**Material provided:**

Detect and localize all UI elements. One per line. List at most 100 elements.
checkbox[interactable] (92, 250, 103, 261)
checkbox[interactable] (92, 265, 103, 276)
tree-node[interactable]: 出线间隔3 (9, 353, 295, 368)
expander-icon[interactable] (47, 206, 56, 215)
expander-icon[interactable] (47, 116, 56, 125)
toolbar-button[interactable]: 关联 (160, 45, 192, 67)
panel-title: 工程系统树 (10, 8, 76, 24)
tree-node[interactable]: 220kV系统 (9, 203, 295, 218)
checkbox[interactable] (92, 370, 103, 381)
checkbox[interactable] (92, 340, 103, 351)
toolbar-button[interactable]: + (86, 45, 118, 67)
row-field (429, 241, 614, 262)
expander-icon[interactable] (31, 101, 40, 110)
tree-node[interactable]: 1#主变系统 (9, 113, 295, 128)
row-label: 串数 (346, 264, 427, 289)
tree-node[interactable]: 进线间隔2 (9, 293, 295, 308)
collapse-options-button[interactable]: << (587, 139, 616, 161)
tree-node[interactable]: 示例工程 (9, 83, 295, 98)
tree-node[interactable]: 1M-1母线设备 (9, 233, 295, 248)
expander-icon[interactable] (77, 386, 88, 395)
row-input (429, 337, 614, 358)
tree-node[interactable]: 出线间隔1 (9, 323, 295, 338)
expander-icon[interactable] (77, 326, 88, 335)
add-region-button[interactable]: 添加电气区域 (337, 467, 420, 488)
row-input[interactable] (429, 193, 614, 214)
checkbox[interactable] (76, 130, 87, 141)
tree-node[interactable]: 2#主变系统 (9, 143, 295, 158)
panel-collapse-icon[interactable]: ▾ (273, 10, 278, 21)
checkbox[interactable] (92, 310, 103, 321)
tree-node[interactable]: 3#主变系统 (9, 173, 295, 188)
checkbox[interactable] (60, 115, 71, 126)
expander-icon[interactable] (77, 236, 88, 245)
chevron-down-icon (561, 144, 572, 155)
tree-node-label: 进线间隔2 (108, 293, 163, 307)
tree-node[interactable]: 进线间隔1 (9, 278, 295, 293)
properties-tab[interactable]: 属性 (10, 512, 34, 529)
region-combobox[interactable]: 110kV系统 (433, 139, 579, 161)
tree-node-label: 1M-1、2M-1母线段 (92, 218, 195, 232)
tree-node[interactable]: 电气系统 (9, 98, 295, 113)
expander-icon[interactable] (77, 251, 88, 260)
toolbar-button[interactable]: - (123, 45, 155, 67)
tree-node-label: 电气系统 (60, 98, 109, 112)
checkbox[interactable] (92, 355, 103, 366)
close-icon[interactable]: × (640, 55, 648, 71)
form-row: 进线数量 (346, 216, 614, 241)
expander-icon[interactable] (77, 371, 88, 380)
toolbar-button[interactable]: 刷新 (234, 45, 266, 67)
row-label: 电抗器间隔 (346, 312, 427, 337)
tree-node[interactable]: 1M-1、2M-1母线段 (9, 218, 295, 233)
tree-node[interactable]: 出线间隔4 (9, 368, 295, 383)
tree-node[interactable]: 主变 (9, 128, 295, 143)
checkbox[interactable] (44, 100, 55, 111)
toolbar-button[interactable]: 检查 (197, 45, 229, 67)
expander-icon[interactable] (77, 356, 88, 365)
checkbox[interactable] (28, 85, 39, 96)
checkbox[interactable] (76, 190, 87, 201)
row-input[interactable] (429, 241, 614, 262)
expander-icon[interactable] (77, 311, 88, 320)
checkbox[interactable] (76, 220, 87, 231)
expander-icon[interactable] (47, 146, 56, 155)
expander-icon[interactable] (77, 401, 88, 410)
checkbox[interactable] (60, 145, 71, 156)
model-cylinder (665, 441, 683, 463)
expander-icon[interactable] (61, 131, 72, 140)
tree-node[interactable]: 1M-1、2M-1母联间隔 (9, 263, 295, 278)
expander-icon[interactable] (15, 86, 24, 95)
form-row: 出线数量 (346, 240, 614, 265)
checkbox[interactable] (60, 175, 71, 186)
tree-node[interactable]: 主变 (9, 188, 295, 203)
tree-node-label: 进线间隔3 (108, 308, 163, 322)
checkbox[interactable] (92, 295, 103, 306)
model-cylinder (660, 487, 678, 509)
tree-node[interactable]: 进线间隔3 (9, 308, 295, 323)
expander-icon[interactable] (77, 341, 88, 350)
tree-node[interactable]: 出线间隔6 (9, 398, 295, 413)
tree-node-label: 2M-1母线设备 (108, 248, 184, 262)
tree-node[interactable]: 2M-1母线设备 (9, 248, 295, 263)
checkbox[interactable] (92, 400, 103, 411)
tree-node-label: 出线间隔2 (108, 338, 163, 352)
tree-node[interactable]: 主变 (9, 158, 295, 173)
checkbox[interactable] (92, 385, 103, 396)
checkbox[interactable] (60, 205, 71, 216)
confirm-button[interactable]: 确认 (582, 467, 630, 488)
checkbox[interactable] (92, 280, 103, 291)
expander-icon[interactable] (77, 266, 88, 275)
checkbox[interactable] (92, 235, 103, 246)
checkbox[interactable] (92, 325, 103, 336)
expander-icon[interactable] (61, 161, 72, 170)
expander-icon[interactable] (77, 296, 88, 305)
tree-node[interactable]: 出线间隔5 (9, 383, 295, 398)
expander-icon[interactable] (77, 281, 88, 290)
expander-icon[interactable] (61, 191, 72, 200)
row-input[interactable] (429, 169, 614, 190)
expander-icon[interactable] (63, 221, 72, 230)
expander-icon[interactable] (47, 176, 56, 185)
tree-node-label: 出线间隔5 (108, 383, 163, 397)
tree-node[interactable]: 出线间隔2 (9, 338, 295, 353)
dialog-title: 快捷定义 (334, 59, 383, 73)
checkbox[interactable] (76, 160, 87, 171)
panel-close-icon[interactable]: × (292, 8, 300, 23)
==
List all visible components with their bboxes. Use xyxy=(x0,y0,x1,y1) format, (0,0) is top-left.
* * *
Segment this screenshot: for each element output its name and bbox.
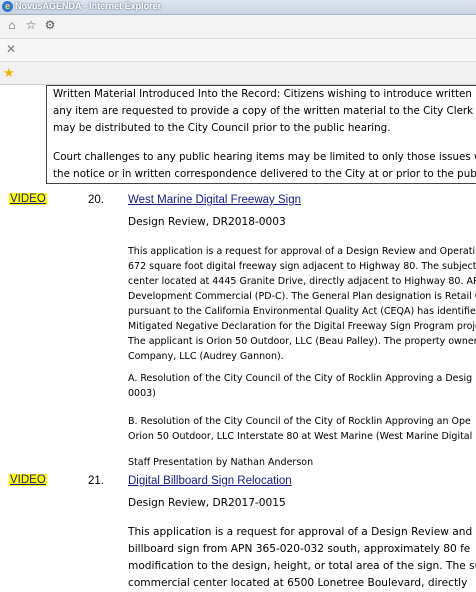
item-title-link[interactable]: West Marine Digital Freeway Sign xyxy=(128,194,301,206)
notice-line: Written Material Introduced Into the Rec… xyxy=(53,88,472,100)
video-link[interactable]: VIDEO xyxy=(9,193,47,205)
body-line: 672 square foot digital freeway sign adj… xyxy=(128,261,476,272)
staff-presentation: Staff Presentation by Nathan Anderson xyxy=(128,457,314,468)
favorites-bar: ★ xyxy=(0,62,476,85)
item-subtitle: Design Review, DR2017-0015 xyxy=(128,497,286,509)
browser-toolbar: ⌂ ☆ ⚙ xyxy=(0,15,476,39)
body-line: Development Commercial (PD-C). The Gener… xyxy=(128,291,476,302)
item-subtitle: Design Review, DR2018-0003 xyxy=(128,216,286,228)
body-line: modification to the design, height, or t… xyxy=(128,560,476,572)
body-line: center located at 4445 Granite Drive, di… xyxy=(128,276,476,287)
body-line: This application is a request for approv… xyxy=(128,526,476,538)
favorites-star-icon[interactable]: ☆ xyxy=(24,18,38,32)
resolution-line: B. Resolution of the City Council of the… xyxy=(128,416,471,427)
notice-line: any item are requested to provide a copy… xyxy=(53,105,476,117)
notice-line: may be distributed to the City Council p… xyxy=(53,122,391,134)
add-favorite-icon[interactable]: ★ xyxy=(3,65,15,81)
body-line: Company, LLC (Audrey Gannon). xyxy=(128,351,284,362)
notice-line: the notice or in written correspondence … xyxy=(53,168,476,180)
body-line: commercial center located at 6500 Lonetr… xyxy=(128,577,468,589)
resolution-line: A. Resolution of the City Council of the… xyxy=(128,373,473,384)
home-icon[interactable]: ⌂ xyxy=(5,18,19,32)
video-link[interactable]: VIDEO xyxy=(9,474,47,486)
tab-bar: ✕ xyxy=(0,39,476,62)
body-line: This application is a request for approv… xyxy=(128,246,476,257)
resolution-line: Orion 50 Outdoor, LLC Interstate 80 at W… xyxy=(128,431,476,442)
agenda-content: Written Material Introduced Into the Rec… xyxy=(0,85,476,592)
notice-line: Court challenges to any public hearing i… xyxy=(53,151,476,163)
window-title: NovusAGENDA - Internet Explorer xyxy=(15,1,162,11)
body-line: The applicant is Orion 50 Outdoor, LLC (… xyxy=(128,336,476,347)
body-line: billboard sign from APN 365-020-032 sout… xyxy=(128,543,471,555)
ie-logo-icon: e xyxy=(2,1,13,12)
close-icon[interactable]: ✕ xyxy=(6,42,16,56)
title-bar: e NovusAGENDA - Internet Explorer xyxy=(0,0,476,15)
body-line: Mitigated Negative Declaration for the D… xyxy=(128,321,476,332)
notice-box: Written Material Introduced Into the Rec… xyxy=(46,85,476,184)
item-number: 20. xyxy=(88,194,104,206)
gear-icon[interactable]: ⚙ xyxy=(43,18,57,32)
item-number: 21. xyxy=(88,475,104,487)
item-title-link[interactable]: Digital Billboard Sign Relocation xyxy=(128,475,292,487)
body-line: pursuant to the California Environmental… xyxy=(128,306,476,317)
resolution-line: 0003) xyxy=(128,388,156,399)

**Exercise instructions:**
Copy the stretch of entries in Block 1 from the line containing "Detect and localize" through the line containing "tree-node[interactable]: 出线间隔1 (9, 323, 295, 338)", reproducing each line without changes.

**In response:**
Detect and localize all UI elements. One per line. List at most 100 elements.
checkbox[interactable] (92, 250, 103, 261)
checkbox[interactable] (92, 265, 103, 276)
tree-node[interactable]: 出线间隔3 (9, 353, 295, 368)
expander-icon[interactable] (47, 206, 56, 215)
expander-icon[interactable] (47, 116, 56, 125)
toolbar-button[interactable]: 关联 (160, 45, 192, 67)
panel-title: 工程系统树 (10, 8, 76, 24)
tree-node[interactable]: 220kV系统 (9, 203, 295, 218)
checkbox[interactable] (92, 370, 103, 381)
checkbox[interactable] (92, 340, 103, 351)
toolbar-button[interactable]: + (86, 45, 118, 67)
row-field (429, 241, 614, 262)
expander-icon[interactable] (31, 101, 40, 110)
tree-node[interactable]: 1#主变系统 (9, 113, 295, 128)
row-label: 串数 (346, 264, 427, 289)
tree-node[interactable]: 进线间隔2 (9, 293, 295, 308)
collapse-options-button[interactable]: << (587, 139, 616, 161)
tree-node[interactable]: 示例工程 (9, 83, 295, 98)
tree-node[interactable]: 1M-1母线设备 (9, 233, 295, 248)
expander-icon[interactable] (77, 386, 88, 395)
row-input (429, 337, 614, 358)
tree-node[interactable]: 出线间隔1 (9, 323, 295, 338)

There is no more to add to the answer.